Set exercise
In the material below, find every line with "kepada" and pull it out.

——————————

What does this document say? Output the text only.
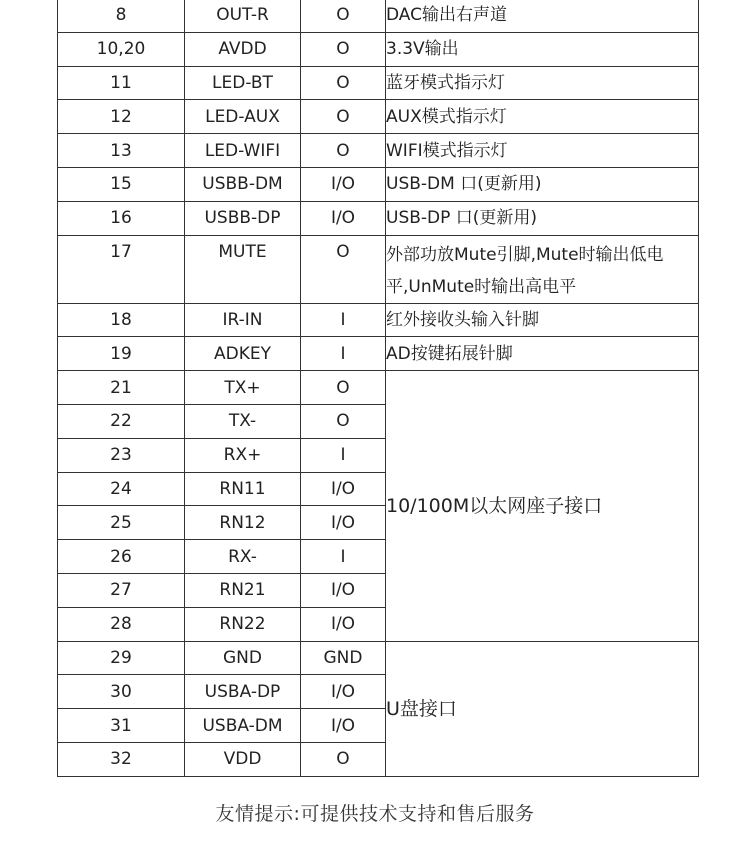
8	OUT-R	O	DAC输出右声道
10,20	AVDD	O	3.3V输出
11	LED-BT	O	蓝牙模式指示灯
12	LED-AUX	O	AUX模式指示灯
13	LED-WIFI	O	WIFI模式指示灯
15	USBB-DM	I/O	USB-DM 口(更新用)
16	USBB-DP	I/O	USB-DP 口(更新用)
17	MUTE	O	外部功放Mute引脚,Mute时输出低电平,UnMute时输出高电平
18	IR-IN	I	红外接收头输入针脚
19	ADKEY	I	AD按键拓展针脚
21	TX+	O	10/100M以太网座子接口
22	TX-	O	
23	RX+	I	
24	RN11	I/O	
25	RN12	I/O	
26	RX-	I	
27	RN21	I/O	
28	RN22	I/O	
29	GND	GND	U盘接口
30	USBA-DP	I/O	
31	USBA-DM	I/O	
32	VDD	O	
友情提示:可提供技术支持和售后服务
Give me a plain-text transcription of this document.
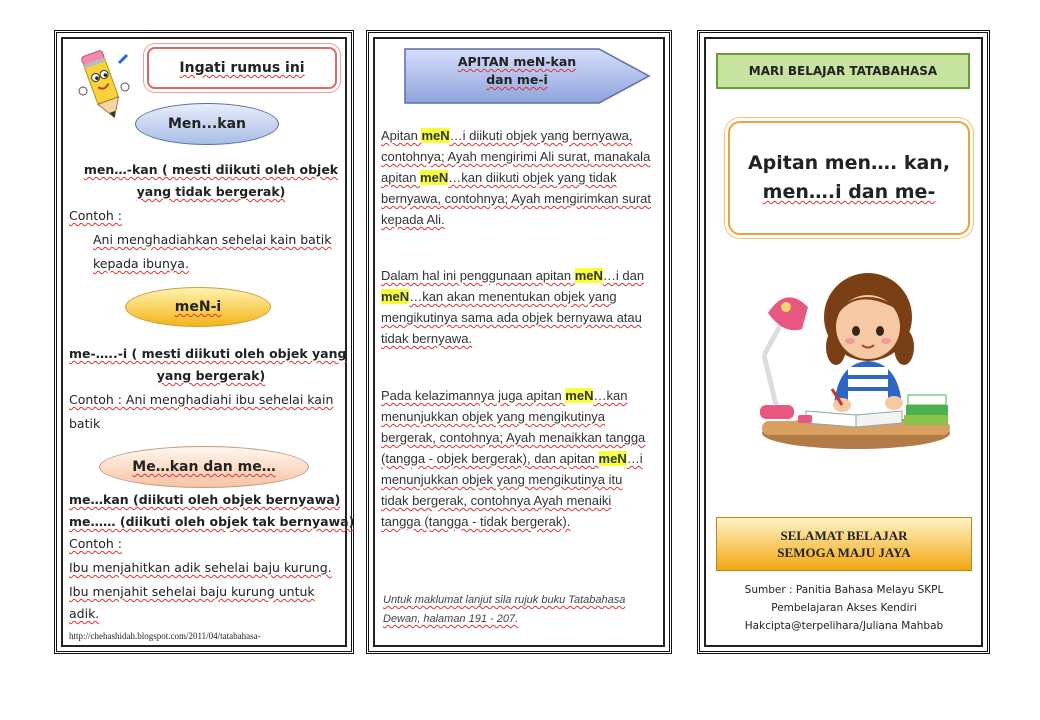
Ingati rumus ini
Men...kan
men…-kan ( mesti diikuti oleh objek
yang tidak bergerak)
Contoh :
Ani menghadiahkan sehelai kain batik
kepada ibunya.
meN-i
me-…..-i ( mesti diikuti oleh objek yang
yang bergerak)
Contoh : Ani menghadiahi ibu sehelai kain
batik
Me…kan dan me…
me…kan (diikuti oleh objek bernyawa)
me…… (diikuti oleh objek tak bernyawa)
Contoh :
Ibu menjahitkan adik sehelai baju kurung.
Ibu menjahit sehelai baju kurung untuk
adik.
http://chehashidah.blogspot.com/2011/04/tatabahasa-
APITAN meN-kan
dan me-i
Apitan meN…i diikuti objek yang bernyawa, contohnya; Ayah mengirimi Ali surat, manakala apitan meN…kan diikuti objek yang tidak bernyawa, contohnya; Ayah mengirimkan surat kepada Ali.
Dalam hal ini penggunaan apitan meN…i dan meN…kan akan menentukan objek yang mengikutinya sama ada objek bernyawa atau tidak bernyawa.
Pada kelazimannya juga apitan meN…kan menunjukkan objek yang mengikutinya bergerak, contohnya; Ayah menaikkan tangga (tangga - objek bergerak), dan apitan meN…i menunjukkan objek yang mengikutinya itu tidak bergerak, contohnya Ayah menaiki tangga (tangga - tidak bergerak).
Untuk maklumat lanjut sila rujuk buku Tatabahasa Dewan, halaman 191 - 207.
MARI BELAJAR TATABAHASA
Apitan men…. kan,
men….i dan me-
SELAMAT BELAJAR
SEMOGA MAJU JAYA
Sumber : Panitia Bahasa Melayu SKPL
Pembelajaran Akses Kendiri
Hakcipta@terpelihara/Juliana Mahbab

——————————

Written answer
kepada ibunya.
Apitan meN…i diikuti objek yang bernyawa, contohnya; Ayah mengirimi Ali surat, manakala apitan meN…kan diikuti objek yang tidak bernyawa, contohnya; Ayah mengirimkan surat kepada Ali.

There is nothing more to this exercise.